** What the task requires **
Extract each line of the material that follows exactly and omit its pictures.

++++++++++

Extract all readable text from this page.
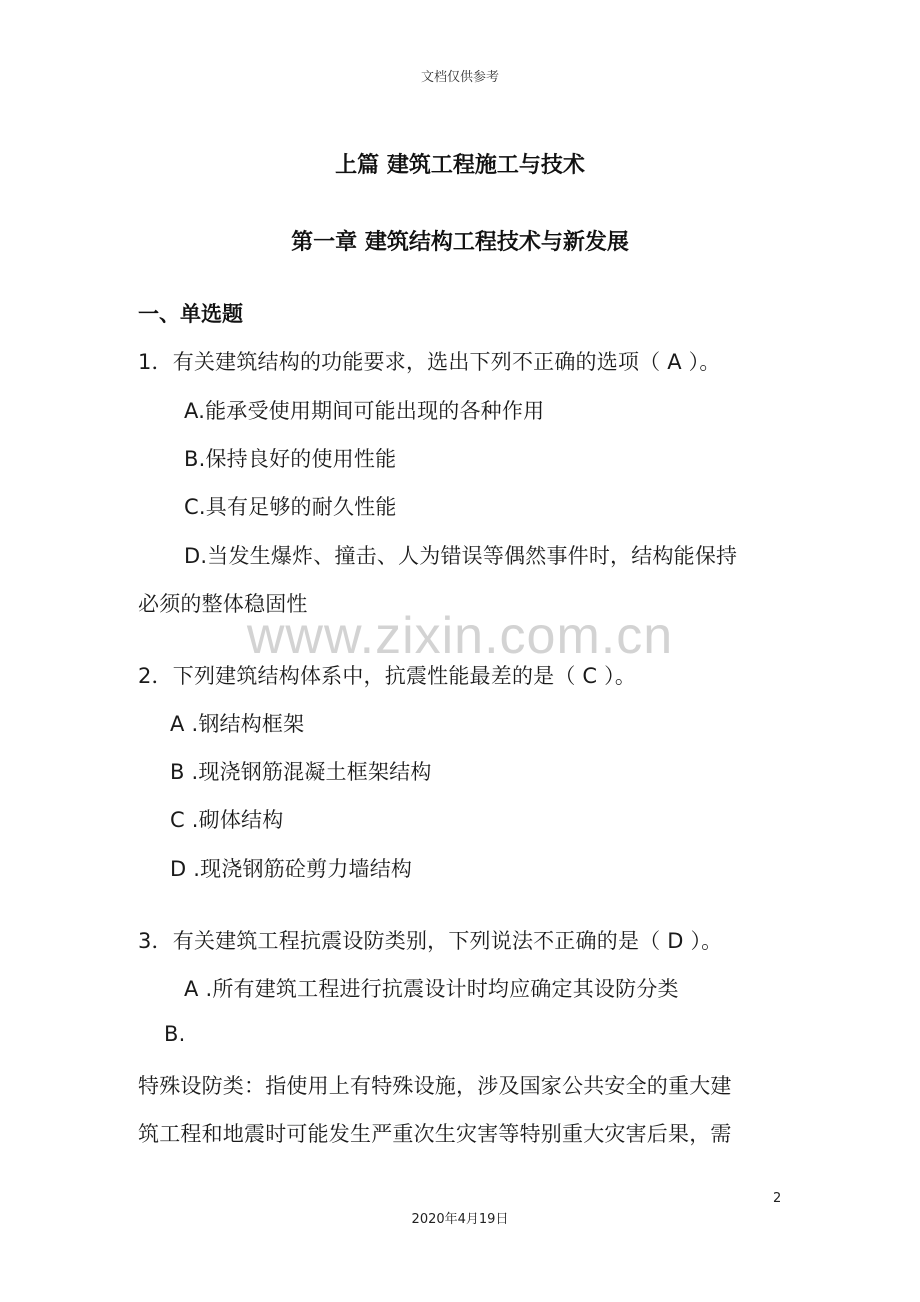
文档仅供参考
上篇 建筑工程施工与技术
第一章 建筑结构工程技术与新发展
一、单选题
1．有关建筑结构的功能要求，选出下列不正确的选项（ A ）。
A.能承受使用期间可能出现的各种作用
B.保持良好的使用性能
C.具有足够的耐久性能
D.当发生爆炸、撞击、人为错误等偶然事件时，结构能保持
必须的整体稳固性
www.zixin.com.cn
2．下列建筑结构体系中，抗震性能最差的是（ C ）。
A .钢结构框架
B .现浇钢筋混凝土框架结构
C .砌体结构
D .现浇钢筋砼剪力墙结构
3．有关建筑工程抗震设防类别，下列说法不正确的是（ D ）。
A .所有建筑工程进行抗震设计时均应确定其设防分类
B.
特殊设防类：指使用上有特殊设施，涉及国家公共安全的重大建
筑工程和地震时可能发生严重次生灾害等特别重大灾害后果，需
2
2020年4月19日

++++++++++

** Response below **
Extract all readable text from this page.
文档仅供参考
上篇 建筑工程施工与技术
第一章 建筑结构工程技术与新发展
一、单选题
1．有关建筑结构的功能要求，选出下列不正确的选项（ A ）。
A.能承受使用期间可能出现的各种作用
B.保持良好的使用性能
C.具有足够的耐久性能
D.当发生爆炸、撞击、人为错误等偶然事件时，结构能保持
必须的整体稳固性
www.zixin.com.cn
2．下列建筑结构体系中，抗震性能最差的是（ C ）。
A .钢结构框架
B .现浇钢筋混凝土框架结构
C .砌体结构
D .现浇钢筋砼剪力墙结构
3．有关建筑工程抗震设防类别，下列说法不正确的是（ D ）。
A .所有建筑工程进行抗震设计时均应确定其设防分类
B.
特殊设防类：指使用上有特殊设施，涉及国家公共安全的重大建
筑工程和地震时可能发生严重次生灾害等特别重大灾害后果，需
2
2020年4月19日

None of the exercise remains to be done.